*** Exercise data
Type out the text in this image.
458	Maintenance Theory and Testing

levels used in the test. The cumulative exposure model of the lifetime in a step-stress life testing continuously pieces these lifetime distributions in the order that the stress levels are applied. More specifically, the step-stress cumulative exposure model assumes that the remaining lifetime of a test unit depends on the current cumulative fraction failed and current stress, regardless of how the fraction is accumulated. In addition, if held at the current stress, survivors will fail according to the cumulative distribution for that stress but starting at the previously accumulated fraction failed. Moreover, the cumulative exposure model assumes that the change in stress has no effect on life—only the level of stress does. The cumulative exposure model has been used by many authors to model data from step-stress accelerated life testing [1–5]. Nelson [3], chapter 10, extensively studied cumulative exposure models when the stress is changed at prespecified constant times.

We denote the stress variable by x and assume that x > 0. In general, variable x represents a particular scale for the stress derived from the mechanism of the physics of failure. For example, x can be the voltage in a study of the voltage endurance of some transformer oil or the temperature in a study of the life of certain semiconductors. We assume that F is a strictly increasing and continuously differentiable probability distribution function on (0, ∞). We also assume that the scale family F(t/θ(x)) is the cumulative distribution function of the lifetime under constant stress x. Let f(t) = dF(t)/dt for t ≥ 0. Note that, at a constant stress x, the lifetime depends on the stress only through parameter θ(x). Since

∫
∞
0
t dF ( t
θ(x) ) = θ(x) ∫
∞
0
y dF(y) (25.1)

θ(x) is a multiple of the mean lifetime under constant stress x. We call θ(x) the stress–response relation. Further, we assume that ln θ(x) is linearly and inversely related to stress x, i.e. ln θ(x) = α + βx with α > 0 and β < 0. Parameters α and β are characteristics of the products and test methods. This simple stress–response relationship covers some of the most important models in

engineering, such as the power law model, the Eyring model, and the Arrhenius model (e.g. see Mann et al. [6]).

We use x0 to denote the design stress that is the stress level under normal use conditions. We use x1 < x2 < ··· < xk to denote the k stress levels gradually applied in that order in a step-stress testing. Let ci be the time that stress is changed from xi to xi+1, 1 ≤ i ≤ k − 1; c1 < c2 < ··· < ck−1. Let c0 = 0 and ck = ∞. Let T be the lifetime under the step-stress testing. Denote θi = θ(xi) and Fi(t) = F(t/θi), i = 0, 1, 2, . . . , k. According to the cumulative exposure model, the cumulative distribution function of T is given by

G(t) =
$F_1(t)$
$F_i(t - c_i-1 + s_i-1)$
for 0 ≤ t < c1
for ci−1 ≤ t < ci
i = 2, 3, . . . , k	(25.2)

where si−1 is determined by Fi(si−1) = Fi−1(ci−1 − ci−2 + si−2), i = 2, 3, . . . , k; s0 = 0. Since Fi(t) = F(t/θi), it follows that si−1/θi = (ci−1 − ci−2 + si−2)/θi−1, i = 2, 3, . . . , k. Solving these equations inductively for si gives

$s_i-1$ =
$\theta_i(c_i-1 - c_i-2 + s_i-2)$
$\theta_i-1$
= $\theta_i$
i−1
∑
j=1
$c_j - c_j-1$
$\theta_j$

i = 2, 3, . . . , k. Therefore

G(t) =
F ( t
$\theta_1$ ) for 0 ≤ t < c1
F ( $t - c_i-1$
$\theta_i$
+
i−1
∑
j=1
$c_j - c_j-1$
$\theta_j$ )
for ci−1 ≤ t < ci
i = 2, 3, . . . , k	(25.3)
******
Problem to work on | All entries must be repeated verbatim.

Correct output |
Type out the text in this image.
458	Maintenance Theory and Testing

levels used in the test. The cumulative exposure model of the lifetime in a step-stress life testing continuously pieces these lifetime distributions in the order that the stress levels are applied. More specifically, the step-stress cumulative exposure model assumes that the remaining lifetime of a test unit depends on the current cumulative fraction failed and current stress, regardless of how the fraction is accumulated. In addition, if held at the current stress, survivors will fail according to the cumulative distribution for that stress but starting at the previously accumulated fraction failed. Moreover, the cumulative exposure model assumes that the change in stress has no effect on life—only the level of stress does. The cumulative exposure model has been used by many authors to model data from step-stress accelerated life testing [1–5]. Nelson [3], chapter 10, extensively studied cumulative exposure models when the stress is changed at prespecified constant times.

We denote the stress variable by x and assume that x > 0. In general, variable x represents a particular scale for the stress derived from the mechanism of the physics of failure. For example, x can be the voltage in a study of the voltage endurance of some transformer oil or the temperature in a study of the life of certain semiconductors. We assume that F is a strictly increasing and continuously differentiable probability distribution function on (0, ∞). We also assume that the scale family F(t/θ(x)) is the cumulative distribution function of the lifetime under constant stress x. Let f(t) = dF(t)/dt for t ≥ 0. Note that, at a constant stress x, the lifetime depends on the stress only through parameter θ(x). Since

∫
∞
0
t dF ( t
θ(x) ) = θ(x) ∫
∞
0
y dF(y) (25.1)

θ(x) is a multiple of the mean lifetime under constant stress x. We call θ(x) the stress–response relation. Further, we assume that ln θ(x) is linearly and inversely related to stress x, i.e. ln θ(x) = α + βx with α > 0 and β < 0. Parameters α and β are characteristics of the products and test methods. This simple stress–response relationship covers some of the most important models in

engineering, such as the power law model, the Eyring model, and the Arrhenius model (e.g. see Mann et al. [6]).

We use x0 to denote the design stress that is the stress level under normal use conditions. We use x1 < x2 < ··· < xk to denote the k stress levels gradually applied in that order in a step-stress testing. Let ci be the time that stress is changed from xi to xi+1, 1 ≤ i ≤ k − 1; c1 < c2 < ··· < ck−1. Let c0 = 0 and ck = ∞. Let T be the lifetime under the step-stress testing. Denote θi = θ(xi) and Fi(t) = F(t/θi), i = 0, 1, 2, . . . , k. According to the cumulative exposure model, the cumulative distribution function of T is given by

G(t) =
$F_1(t)$
$F_i(t - c_i-1 + s_i-1)$
for 0 ≤ t < c1
for ci−1 ≤ t < ci
i = 2, 3, . . . , k	(25.2)

where si−1 is determined by Fi(si−1) = Fi−1(ci−1 − ci−2 + si−2), i = 2, 3, . . . , k; s0 = 0. Since Fi(t) = F(t/θi), it follows that si−1/θi = (ci−1 − ci−2 + si−2)/θi−1, i = 2, 3, . . . , k. Solving these equations inductively for si gives

$s_i-1$ =
$\theta_i(c_i-1 - c_i-2 + s_i-2)$
$\theta_i-1$
= $\theta_i$
i−1
∑
j=1
$c_j - c_j-1$
$\theta_j$

i = 2, 3, . . . , k. Therefore

G(t) =
F ( t
$\theta_1$ ) for 0 ≤ t < c1
F ( $t - c_i-1$
$\theta_i$
+
i−1
∑
j=1
$c_j - c_j-1$
$\theta_j$ )
for ci−1 ≤ t < ci
i = 2, 3, . . . , k	(25.3)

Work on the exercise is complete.